====== DATA FOR PROCESSING
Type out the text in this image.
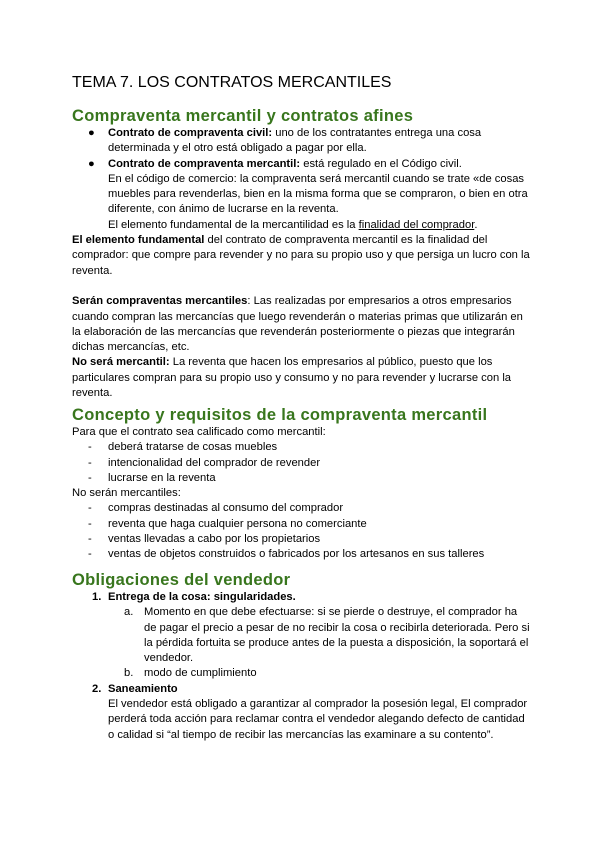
TEMA 7. LOS CONTRATOS MERCANTILES
Compraventa mercantil y contratos afines
● Contrato de compraventa civil: uno de los contratantes entrega una cosa determinada y el otro está obligado a pagar por ella.

● Contrato de compraventa mercantil: está regulado en el Código civil.

En el código de comercio: la compraventa será mercantil cuando se trate «de cosas muebles para revenderlas, bien en la misma forma que se compraron, o bien en otra diferente, con ánimo de lucrarse en la reventa.

El elemento fundamental de la mercantilidad es la finalidad del comprador.

El elemento fundamental del contrato de compraventa mercantil es la finalidad del comprador: que compre para revender y no para su propio uso y que persiga un lucro con la reventa.

Serán compraventas mercantiles: Las realizadas por empresarios a otros empresarios cuando compran las mercancías que luego revenderán o materias primas que utilizarán en la elaboración de las mercancías que revenderán posteriormente o piezas que integrarán dichas mercancías, etc.

No será mercantil: La reventa que hacen los empresarios al público, puesto que los particulares compran para su propio uso y consumo y no para revender y lucrarse con la reventa.

Concepto y requisitos de la compraventa mercantil

Para que el contrato sea calificado como mercantil:

- deberá tratarse de cosas muebles
- intencionalidad del comprador de revender
- lucrarse en la reventa

No serán mercantiles:

- compras destinadas al consumo del comprador
- reventa que haga cualquier persona no comerciante
- ventas llevadas a cabo por los propietarios
- ventas de objetos construidos o fabricados por los artesanos en sus talleres
Obligaciones del vendedor
1. Entrega de la cosa: singularidades.
a. Momento en que debe efectuarse: si se pierde o destruye, el comprador ha de pagar el precio a pesar de no recibir la cosa o recibirla deteriorada. Pero si la pérdida fortuita se produce antes de la puesta a disposición, la soportará el vendedor.

b. modo de cumplimiento

2. Saneamiento

El vendedor está obligado a garantizar al comprador la posesión legal, El comprador perderá toda acción para reclamar contra el vendedor alegando defecto de cantidad o calidad si “al tiempo de recibir las mercancías las examinare a su contento”.
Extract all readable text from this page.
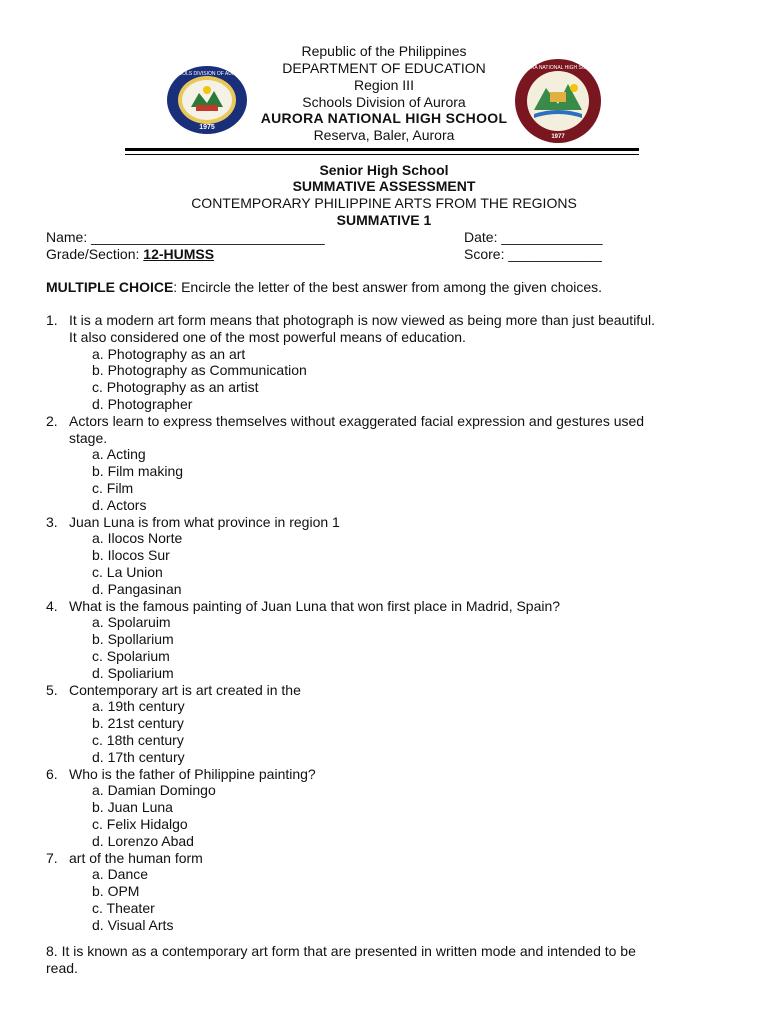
1975
SCHOOLS DIVISION OF AURORA
1977
AURORA NATIONAL HIGH SCHOOL
Republic of the Philippines
DEPARTMENT OF EDUCATION
Region III
Schools Division of Aurora
AURORA NATIONAL HIGH SCHOOL
Reserva, Baler, Aurora
Senior High School
SUMMATIVE ASSESSMENT
CONTEMPORARY PHILIPPINE ARTS FROM THE REGIONS
SUMMATIVE 1
Name: ______________________________	Date: _____________
Grade/Section: 12-HUMSS	Score: ____________
MULTIPLE CHOICE: Encircle the letter of the best answer from among the given choices.
1. It is a modern art form means that photograph is now viewed as being more than just beautiful.
It also considered one of the most powerful means of education.
a. Photography as an art
b. Photography as Communication
c. Photography as an artist
d. Photographer
2. Actors learn to express themselves without exaggerated facial expression and gestures used
stage.
a. Acting
b. Film making
c. Film
d. Actors
3. Juan Luna is from what province in region 1
a. Ilocos Norte
b. Ilocos Sur
c. La Union
d. Pangasinan
4. What is the famous painting of Juan Luna that won first place in Madrid, Spain?
a. Spolaruim
b. Spollarium
c. Spolarium
d. Spoliarium
5. Contemporary art is art created in the
a. 19th century
b. 21st century
c. 18th century
d. 17th century
6. Who is the father of Philippine painting?
a. Damian Domingo
b. Juan Luna
c. Felix Hidalgo
d. Lorenzo Abad
7. art of the human form
a. Dance
b. OPM
c. Theater
d. Visual Arts
8. It is known as a contemporary art form that are presented in written mode and intended to be
read.
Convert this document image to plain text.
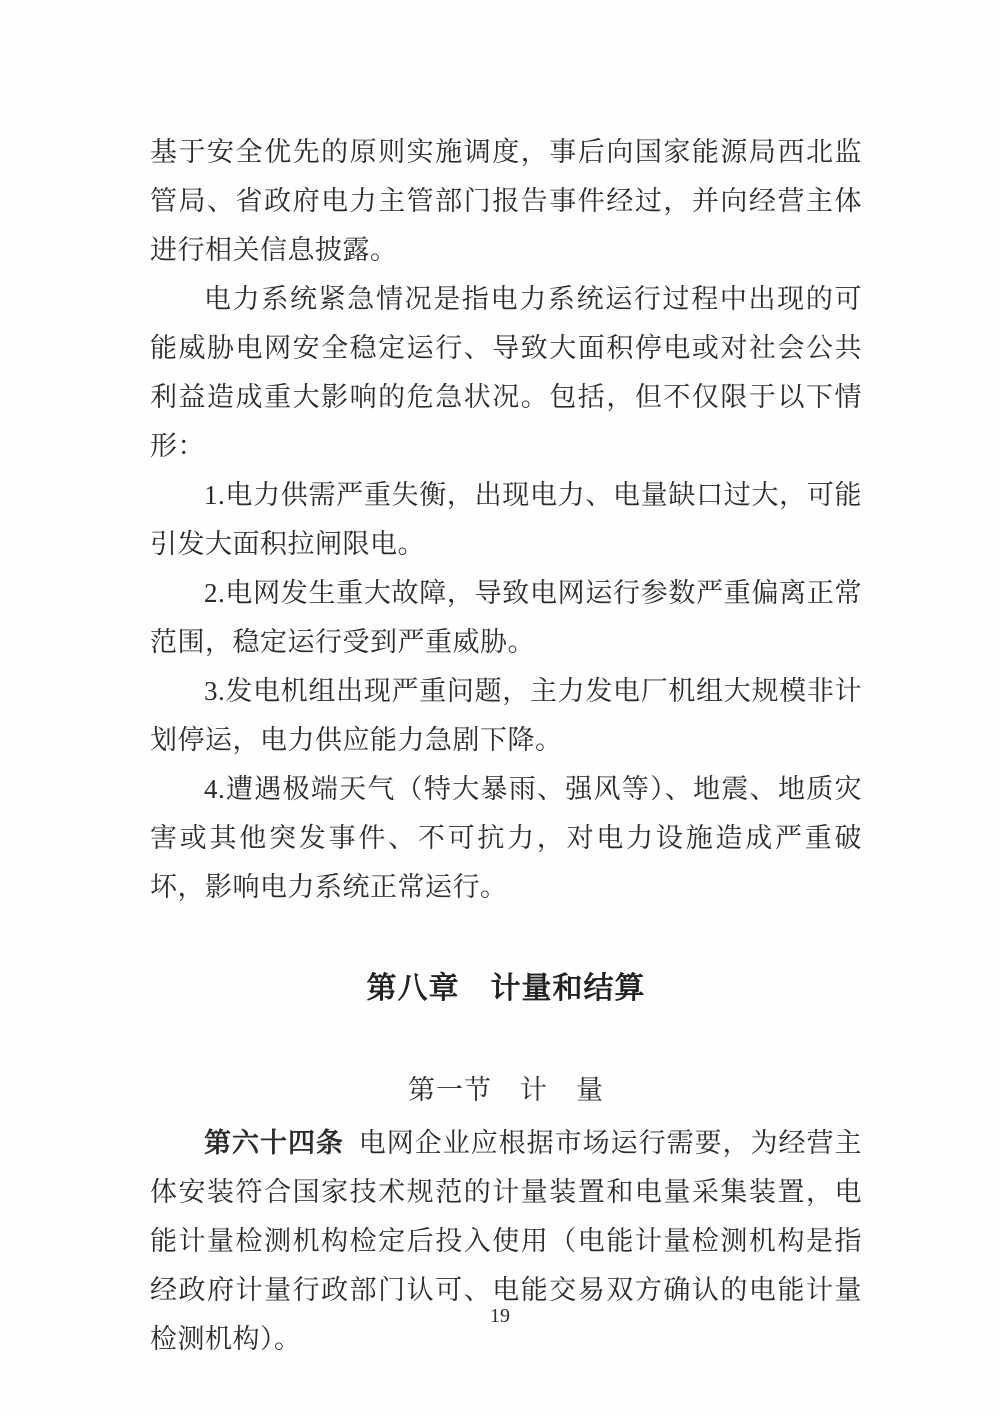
基于安全优先的原则实施调度，事后向国家能源局西北监管局、省政府电力主管部门报告事件经过，并向经营主体进行相关信息披露。

电力系统紧急情况是指电力系统运行过程中出现的可能威胁电网安全稳定运行、导致大面积停电或对社会公共利益造成重大影响的危急状况。包括，但不仅限于以下情形：

1.电力供需严重失衡，出现电力、电量缺口过大，可能引发大面积拉闸限电。

2.电网发生重大故障，导致电网运行参数严重偏离正常范围，稳定运行受到严重威胁。

3.发电机组出现严重问题，主力发电厂机组大规模非计划停运，电力供应能力急剧下降。

4.遭遇极端天气（特大暴雨、强风等）、地震、地质灾害或其他突发事件、不可抗力，对电力设施造成严重破坏，影响电力系统正常运行。

第八章　计量和结算
第一节　计　量

第六十四条 电网企业应根据市场运行需要，为经营主体安装符合国家技术规范的计量装置和电量采集装置，电能计量检测机构检定后投入使用（电能计量检测机构是指经政府计量行政部门认可、电能交易双方确认的电能计量检测机构）。

19
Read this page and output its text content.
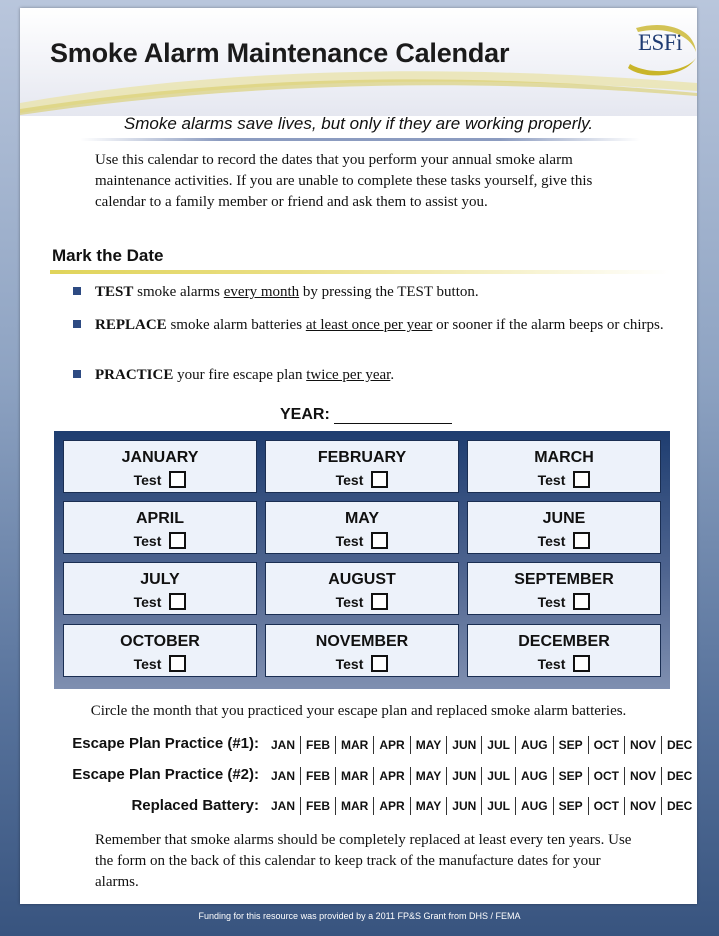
Smoke Alarm Maintenance Calendar	ESFi
Smoke alarms save lives, but only if they are working properly.
Use this calendar to record the dates that you perform your annual smoke alarm maintenance activities. If you are unable to complete these tasks yourself, give this calendar to a family member or friend and ask them to assist you.
Mark the Date
TEST smoke alarms every month by pressing the TEST button.
REPLACE smoke alarm batteries at least once per year or sooner if the alarm beeps or chirps.
PRACTICE your fire escape plan twice per year.
YEAR:
JANUARY
Test
FEBRUARY
Test
MARCH
Test
APRIL
Test
MAY
Test
JUNE
Test
JULY
Test
AUGUST
Test
SEPTEMBER
Test
OCTOBER
Test
NOVEMBER
Test
DECEMBER
Test
Circle the month that you practiced your escape plan and replaced smoke alarm batteries.
Escape Plan Practice (#1):	JAN FEB MAR APR MAY JUN JUL AUG SEP OCT NOV DEC
Escape Plan Practice (#2):	JAN FEB MAR APR MAY JUN JUL AUG SEP OCT NOV DEC
Replaced Battery:	JAN FEB MAR APR MAY JUN JUL AUG SEP OCT NOV DEC
Remember that smoke alarms should be completely replaced at least every ten years. Use the form on the back of this calendar to keep track of the manufacture dates for your alarms.
Funding for this resource was provided by a 2011 FP&S Grant from DHS / FEMA
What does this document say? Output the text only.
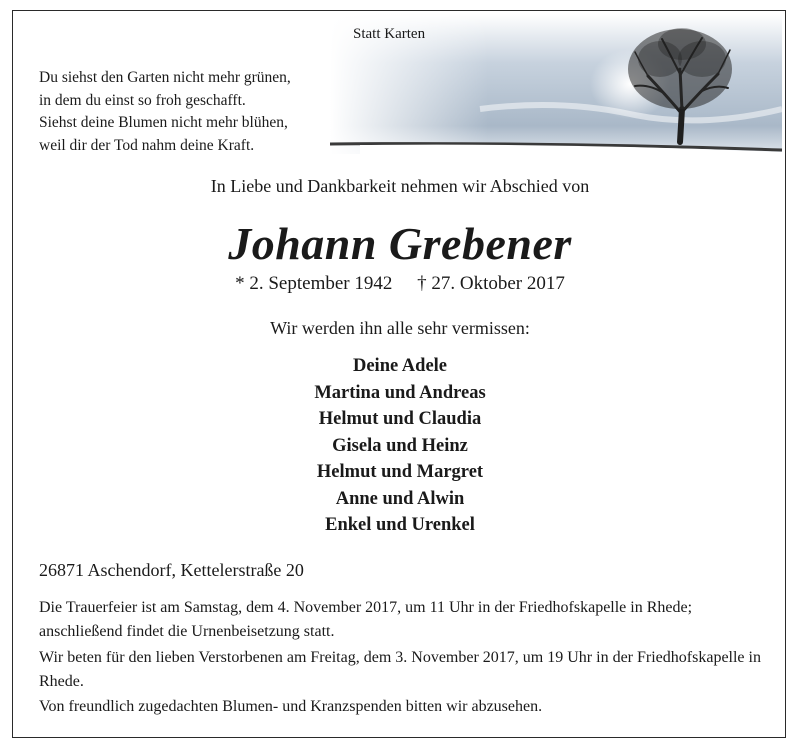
Statt Karten
Du siehst den Garten nicht mehr grünen,
in dem du einst so froh geschafft.
Siehst deine Blumen nicht mehr blühen,
weil dir der Tod nahm deine Kraft.
In Liebe und Dankbarkeit nehmen wir Abschied von
Johann Grebener
* 2. September 1942 † 27. Oktober 2017
Wir werden ihn alle sehr vermissen:
Deine Adele
Martina und Andreas
Helmut und Claudia
Gisela und Heinz
Helmut und Margret
Anne und Alwin
Enkel und Urenkel
26871 Aschendorf, Kettelerstraße 20
Die Trauerfeier ist am Samstag, dem 4. November 2017, um 11 Uhr in der Friedhofskapelle in Rhede; anschließend findet die Urnenbeisetzung statt.
Wir beten für den lieben Verstorbenen am Freitag, dem 3. November 2017, um 19 Uhr in der Friedhofskapelle in Rhede.
Von freundlich zugedachten Blumen- und Kranzspenden bitten wir abzusehen.
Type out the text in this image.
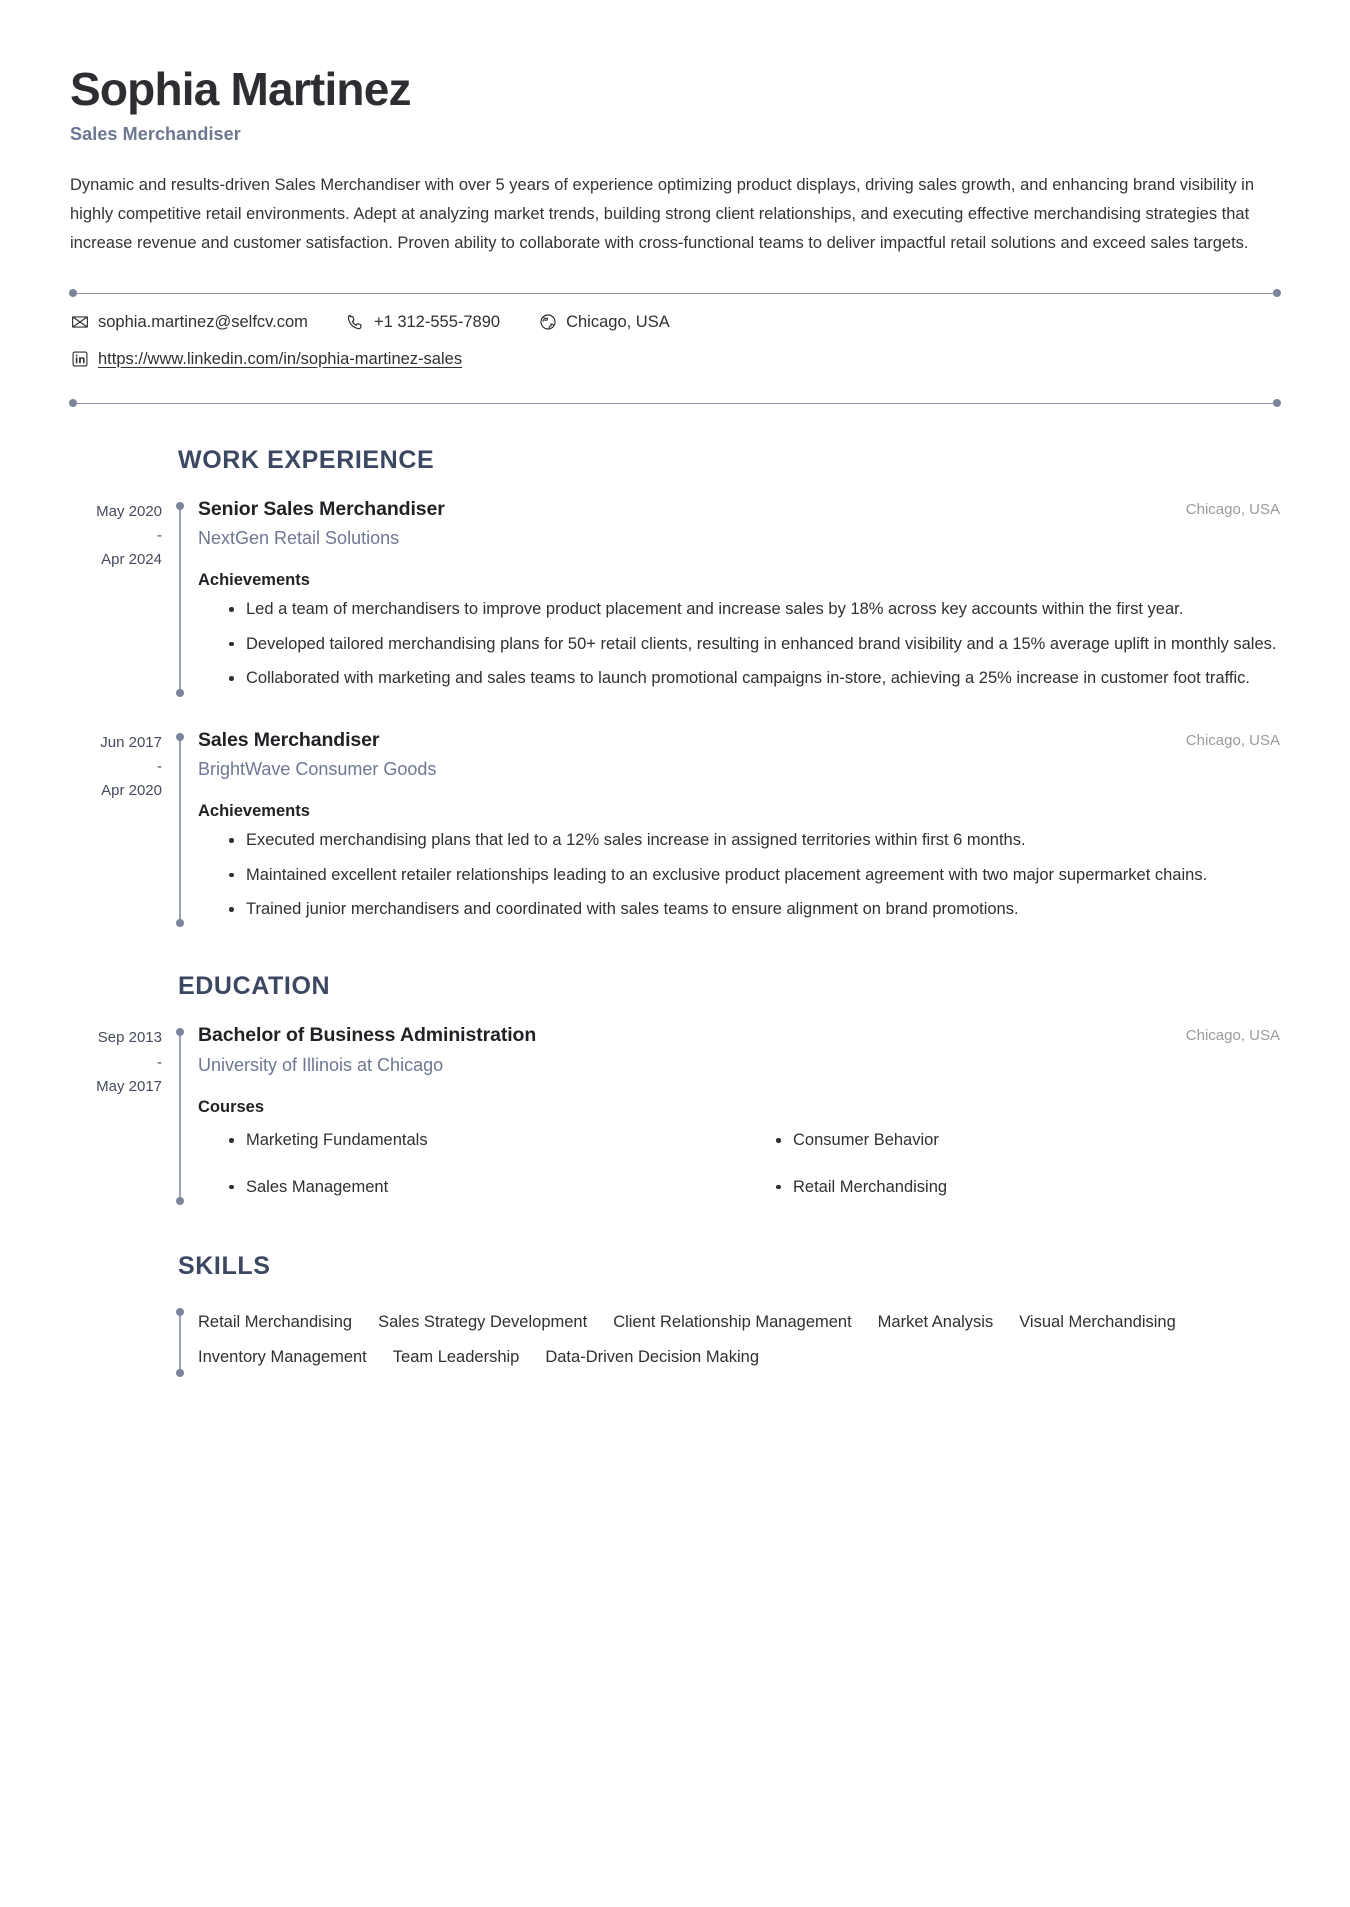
Sophia Martinez
Sales Merchandiser

Dynamic and results-driven Sales Merchandiser with over 5 years of experience optimizing product displays, driving sales growth, and enhancing brand visibility in highly competitive retail environments. Adept at analyzing market trends, building strong client relationships, and executing effective merchandising strategies that increase revenue and customer satisfaction. Proven ability to collaborate with cross-functional teams to deliver impactful retail solutions and exceed sales targets.

sophia.martinez@selfcv.com	+1 312-555-7890	Chicago, USA
https://www.linkedin.com/in/sophia-martinez-sales
WORK EXPERIENCE
May 2020
-
Apr 2024
Senior Sales Merchandiser	Chicago, USA
NextGen Retail Solutions
Achievements
Led a team of merchandisers to improve product placement and increase sales by 18% across key accounts within the first year.
Developed tailored merchandising plans for 50+ retail clients, resulting in enhanced brand visibility and a 15% average uplift in monthly sales.
Collaborated with marketing and sales teams to launch promotional campaigns in-store, achieving a 25% increase in customer foot traffic.
Jun 2017
-
Apr 2020
Sales Merchandiser	Chicago, USA
BrightWave Consumer Goods
Achievements
Executed merchandising plans that led to a 12% sales increase in assigned territories within first 6 months.
Maintained excellent retailer relationships leading to an exclusive product placement agreement with two major supermarket chains.
Trained junior merchandisers and coordinated with sales teams to ensure alignment on brand promotions.
EDUCATION
Sep 2013
-
May 2017
Bachelor of Business Administration	Chicago, USA
University of Illinois at Chicago
Courses
Marketing Fundamentals	Consumer Behavior
Sales Management	Retail Merchandising
SKILLS
Retail Merchandising Sales Strategy Development Client Relationship Management Market Analysis Visual Merchandising
Inventory Management Team Leadership Data-Driven Decision Making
============
Tell how many lines contain the word "your", using only the number.

4